__Page element annotations__
* * * * * * *

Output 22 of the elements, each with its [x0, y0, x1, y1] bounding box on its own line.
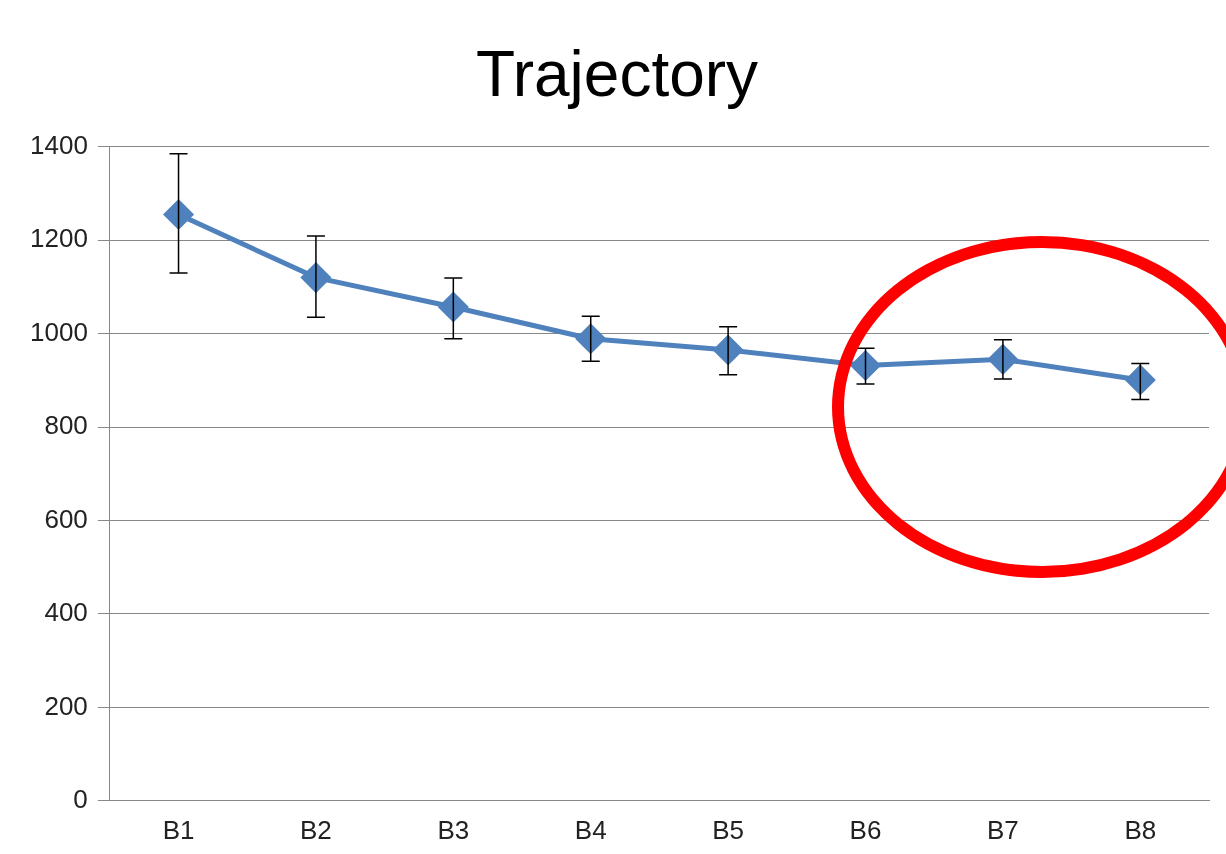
- x-tick-label: B7: [987, 814, 1019, 845]
- y-tick-label: 0: [73, 783, 88, 814]
- y-tick-label: 800: [44, 410, 88, 441]
- x-tick-label: B8: [1124, 814, 1157, 845]
- y-tick-label: 1400: [30, 129, 88, 160]
- y-tick-label: 600: [44, 503, 88, 534]
- y-tick-label: 1000: [30, 316, 88, 347]
- x-tick-label: B5: [712, 814, 745, 845]
- point: [576, 324, 606, 354]
- point: [1125, 365, 1155, 395]
- point: [851, 350, 881, 380]
- x-tick-label: B1: [162, 814, 195, 845]
- point: [438, 292, 468, 322]
- x-tick-label: B6: [849, 814, 882, 845]
- x-tick-label: B4: [574, 814, 607, 845]
- y-tick-label: 400: [44, 597, 88, 628]
- x-tick-label: B2: [300, 814, 332, 845]
- y-tick-label: 1200: [30, 223, 88, 254]
- y-tick-label: 200: [44, 690, 88, 721]
- chart-title: Trajectory: [475, 38, 759, 111]
- x-tick-label: B3: [437, 814, 470, 845]
- point: [164, 200, 194, 230]
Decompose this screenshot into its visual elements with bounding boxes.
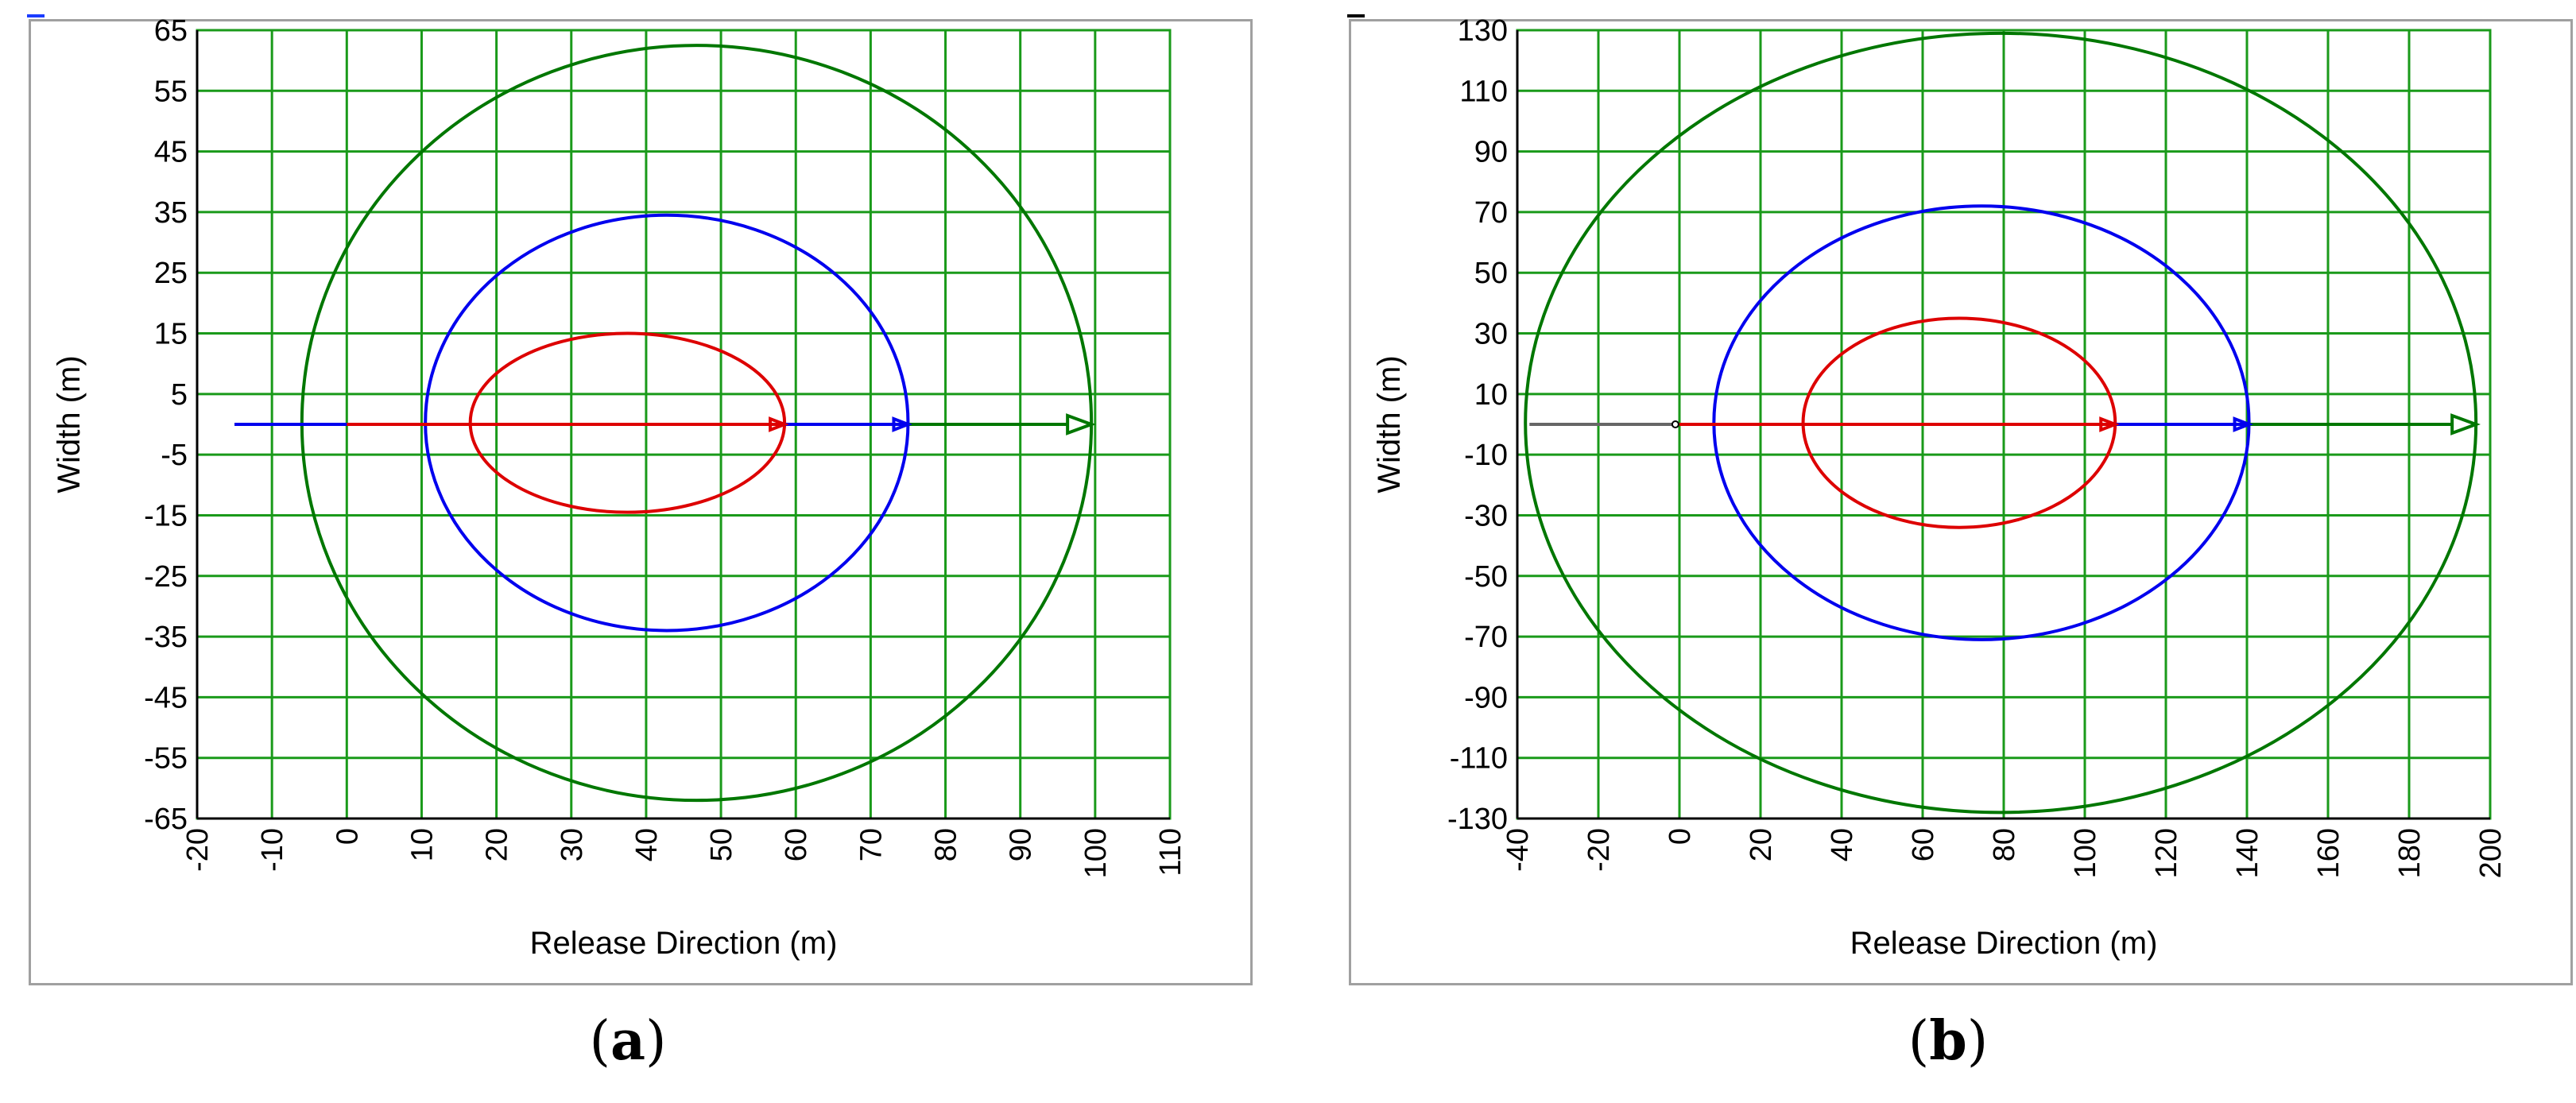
x-tick-label: 10 <box>405 828 439 861</box>
x-tick-label: 70 <box>854 828 888 861</box>
y-tick-label: -10 <box>1464 439 1508 472</box>
y-axis-title: Width (m) <box>52 355 87 493</box>
x-tick-label: 110 <box>1154 828 1187 877</box>
x-tick-label: 50 <box>705 828 738 861</box>
x-tick-label: 140 <box>2231 828 2264 878</box>
chart-svg-a: 65 55 45 35 25 15 5 -5 -15 -25 -35 -45 -55 -65-20 -10 0… <box>52 14 1187 961</box>
y-tick-label: -65 <box>144 803 188 836</box>
x-tick-label: 180 <box>2393 828 2427 878</box>
y-tick-label: -70 <box>1464 621 1508 654</box>
y-tick-label: -5 <box>161 439 188 472</box>
y-tick-label: -90 <box>1464 681 1508 714</box>
x-tick-label: 90 <box>1005 828 1038 861</box>
y-tick-label: -35 <box>144 621 188 654</box>
x-tick-label: 0 <box>1664 828 1697 845</box>
panel-caption: (b) <box>1908 1009 1989 1073</box>
x-tick-label: 160 <box>2312 828 2346 878</box>
y-tick-label: 50 <box>1474 257 1508 290</box>
x-tick-label: 20 <box>481 828 514 861</box>
y-tick-label: 70 <box>1474 196 1508 230</box>
topmark <box>27 14 45 17</box>
y-tick-label: -30 <box>1464 499 1508 532</box>
arrow-head <box>2450 413 2481 435</box>
x-tick-label: 100 <box>1079 828 1113 878</box>
arrow-head <box>769 416 789 432</box>
x-tick-label: -20 <box>1582 828 1616 872</box>
topmark <box>1347 14 1365 17</box>
y-axis-title: Width (m) <box>1372 355 1407 493</box>
y-tick-label: 110 <box>1459 75 1508 108</box>
y-tick-label: -50 <box>1464 560 1508 594</box>
y-tick-label: 25 <box>154 257 188 290</box>
arrow-head <box>2233 416 2254 432</box>
x-tick-label: -20 <box>181 828 215 872</box>
x-tick-label: 60 <box>780 828 813 861</box>
x-tick-label: 120 <box>2150 828 2183 878</box>
x-tick-label: 80 <box>1988 828 2021 861</box>
chart-panel-b: 130 110 90 70 50 30 10 -10 -30 -50 -70 -90 -110 -130-… <box>1320 0 2576 1103</box>
y-tick-label: -55 <box>144 742 188 776</box>
y-tick-label: 130 <box>1458 14 1508 48</box>
panel-caption: (a) <box>589 1009 667 1073</box>
x-tick-label: 30 <box>556 828 589 861</box>
y-tick-label: 30 <box>1474 318 1508 351</box>
y-tick-label: -110 <box>1450 742 1508 776</box>
x-tick-label: -40 <box>1501 828 1535 872</box>
y-tick-label: 90 <box>1474 136 1508 169</box>
y-tick-label: 15 <box>154 318 188 351</box>
x-tick-label: 80 <box>930 828 963 861</box>
x-tick-label: 40 <box>1826 828 1859 861</box>
x-tick-label: 20 <box>1745 828 1778 861</box>
x-axis-title: Release Direction (m) <box>1850 926 2158 961</box>
arrow-head <box>892 416 912 432</box>
source-point <box>1671 420 1679 428</box>
arrow-head <box>2099 416 2120 432</box>
arrow-head <box>1066 413 1096 435</box>
y-tick-label: 65 <box>154 14 188 48</box>
y-tick-label: -15 <box>144 499 188 532</box>
y-tick-label: -130 <box>1447 803 1508 836</box>
x-tick-label: 200 <box>2474 828 2508 878</box>
y-tick-label: 10 <box>1474 378 1508 412</box>
chart-panel-a: 65 55 45 35 25 15 5 -5 -15 -25 -35 -45 -55 -65 -20 -10 0… <box>0 0 1256 1103</box>
y-tick-label: 35 <box>154 196 188 230</box>
chart-svg-b: 1301109070503010-10-30-50-70-90-110-130-… <box>1372 14 2508 961</box>
y-tick-label: 45 <box>154 136 188 169</box>
y-tick-label: 5 <box>171 378 188 412</box>
y-tick-label: -45 <box>144 681 188 714</box>
x-tick-label: 0 <box>331 828 364 845</box>
x-tick-label: 40 <box>630 828 664 861</box>
x-axis-title: Release Direction (m) <box>530 926 838 961</box>
y-tick-label: 55 <box>154 75 188 108</box>
x-tick-label: 100 <box>2069 828 2102 878</box>
x-tick-label: 60 <box>1907 828 1940 861</box>
x-tick-label: -10 <box>256 828 289 872</box>
y-tick-label: -25 <box>144 560 188 594</box>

* * * * * * *

__TO BE DONE__
Render every line of the records above as a numbered list, omitting blank lines and the picture placeholders.

__OUTPUT FOR THIS EXERCISE__
1. Output 22 of the elements, each with its [x0, y0, x1, y1] bounding box on its own line.
2. - x-tick-label: B7: [987, 814, 1019, 845]
3. - y-tick-label: 0: [73, 783, 88, 814]
4. - y-tick-label: 800: [44, 410, 88, 441]
5. - x-tick-label: B8: [1124, 814, 1157, 845]
6. - y-tick-label: 1400: [30, 129, 88, 160]
7. - y-tick-label: 600: [44, 503, 88, 534]
8. - y-tick-label: 1000: [30, 316, 88, 347]
9. - x-tick-label: B5: [712, 814, 745, 845]
10. - point: [576, 324, 606, 354]
11. - point: [1125, 365, 1155, 395]
12. - point: [851, 350, 881, 380]
13. - x-tick-label: B1: [162, 814, 195, 845]
14. - point: [438, 292, 468, 322]
15. - x-tick-label: B6: [849, 814, 882, 845]
16. - x-tick-label: B4: [574, 814, 607, 845]
17. - y-tick-label: 400: [44, 597, 88, 628]
18. - x-tick-label: B2: [300, 814, 332, 845]
19. - y-tick-label: 1200: [30, 223, 88, 254]
20. - y-tick-label: 200: [44, 690, 88, 721]
21. - chart-title: Trajectory: [475, 38, 759, 111]
22. - x-tick-label: B3: [437, 814, 470, 845]
23. - point: [164, 200, 194, 230]
24. Decompose this screenshot into its visual elements with bounding boxes.
25. x-tick-label: 10 <box>405 828 439 861</box>
26. x-tick-label: 70 <box>854 828 888 861</box>
27. y-tick-label: -10 <box>1464 439 1508 472</box>
28. y-axis-title: Width (m) <box>52 355 87 493</box>
29. x-tick-label: 110 <box>1154 828 1187 877</box>
30. x-tick-label: 50 <box>705 828 738 861</box>
31. x-tick-label: 140 <box>2231 828 2264 878</box>
32. chart-svg-a: 65 55 45 35 25 15 5 -5 -15 -25 -35 -45 -55 -65-20 -10 0… <box>52 14 1187 961</box>
33. y-tick-label: -65 <box>144 803 188 836</box>
34. x-tick-label: 180 <box>2393 828 2427 878</box>
35. y-tick-label: -70 <box>1464 621 1508 654</box>
36. y-tick-label: -5 <box>161 439 188 472</box>
37. y-tick-label: -90 <box>1464 681 1508 714</box>
38. x-tick-label: 90 <box>1005 828 1038 861</box>
39. y-tick-label: -35 <box>144 621 188 654</box>
40. x-tick-label: 0 <box>1664 828 1697 845</box>
41. panel-caption: (b) <box>1908 1009 1989 1073</box>
42. x-tick-label: 160 <box>2312 828 2346 878</box>
43. y-tick-label: 50 <box>1474 257 1508 290</box>
44. x-tick-label: 20 <box>481 828 514 861</box>
45. y-tick-label: 70 <box>1474 196 1508 230</box>
46. topmark <box>27 14 45 17</box>
47. y-tick-label: -30 <box>1464 499 1508 532</box>
48. arrow-head <box>2450 413 2481 435</box>
49. x-tick-label: 100 <box>1079 828 1113 878</box>
50. arrow-head <box>769 416 789 432</box>
51. x-tick-label: -20 <box>1582 828 1616 872</box>
52. topmark <box>1347 14 1365 17</box>
53. y-axis-title: Width (m) <box>1372 355 1407 493</box>
54. y-tick-label: 110 <box>1459 75 1508 108</box>
55. y-tick-label: -50 <box>1464 560 1508 594</box>
56. y-tick-label: 25 <box>154 257 188 290</box>
57. arrow-head <box>2233 416 2254 432</box>
58. x-tick-label: -20 <box>181 828 215 872</box>
59. x-tick-label: 60 <box>780 828 813 861</box>
60. x-tick-label: 120 <box>2150 828 2183 878</box>
61. x-tick-label: 80 <box>1988 828 2021 861</box>
62. chart-panel-b: 130 110 90 70 50 30 10 -10 -30 -50 -70 -90 -110 -130-… <box>1320 0 2576 1103</box>
63. y-tick-label: -55 <box>144 742 188 776</box>
64. y-tick-label: 130 <box>1458 14 1508 48</box>
65. panel-caption: (a) <box>589 1009 667 1073</box>
66. x-tick-label: 30 <box>556 828 589 861</box>
67. y-tick-label: 30 <box>1474 318 1508 351</box>
68. y-tick-label: -110 <box>1450 742 1508 776</box>
69. x-tick-label: -40 <box>1501 828 1535 872</box>
70. y-tick-label: 90 <box>1474 136 1508 169</box>
71. y-tick-label: 15 <box>154 318 188 351</box>
72. x-tick-label: 80 <box>930 828 963 861</box>
73. x-tick-label: 40 <box>1826 828 1859 861</box>
74. x-tick-label: 20 <box>1745 828 1778 861</box>
75. x-axis-title: Release Direction (m) <box>1850 926 2158 961</box>
76. arrow-head <box>892 416 912 432</box>
77. source-point <box>1671 420 1679 428</box>
78. arrow-head <box>2099 416 2120 432</box>
79. arrow-head <box>1066 413 1096 435</box>
80. y-tick-label: 65 <box>154 14 188 48</box>
81. y-tick-label: -15 <box>144 499 188 532</box>
82. y-tick-label: -130 <box>1447 803 1508 836</box>
83. x-tick-label: 200 <box>2474 828 2508 878</box>
84. y-tick-label: 10 <box>1474 378 1508 412</box>
85. chart-panel-a: 65 55 45 35 25 15 5 -5 -15 -25 -35 -45 -55 -65 -20 -10 0… <box>0 0 1256 1103</box>
86. y-tick-label: 35 <box>154 196 188 230</box>
87. chart-svg-b: 1301109070503010-10-30-50-70-90-110-130-… <box>1372 14 2508 961</box>
88. y-tick-label: 45 <box>154 136 188 169</box>
89. y-tick-label: 5 <box>171 378 188 412</box>
90. y-tick-label: -45 <box>144 681 188 714</box>
91. x-tick-label: 0 <box>331 828 364 845</box>
92. x-tick-label: 40 <box>630 828 664 861</box>
93. x-axis-title: Release Direction (m) <box>530 926 838 961</box>
94. y-tick-label: 55 <box>154 75 188 108</box>
95. x-tick-label: 100 <box>2069 828 2102 878</box>
96. x-tick-label: 60 <box>1907 828 1940 861</box>
97. x-tick-label: -10 <box>256 828 289 872</box>
98. y-tick-label: -25 <box>144 560 188 594</box>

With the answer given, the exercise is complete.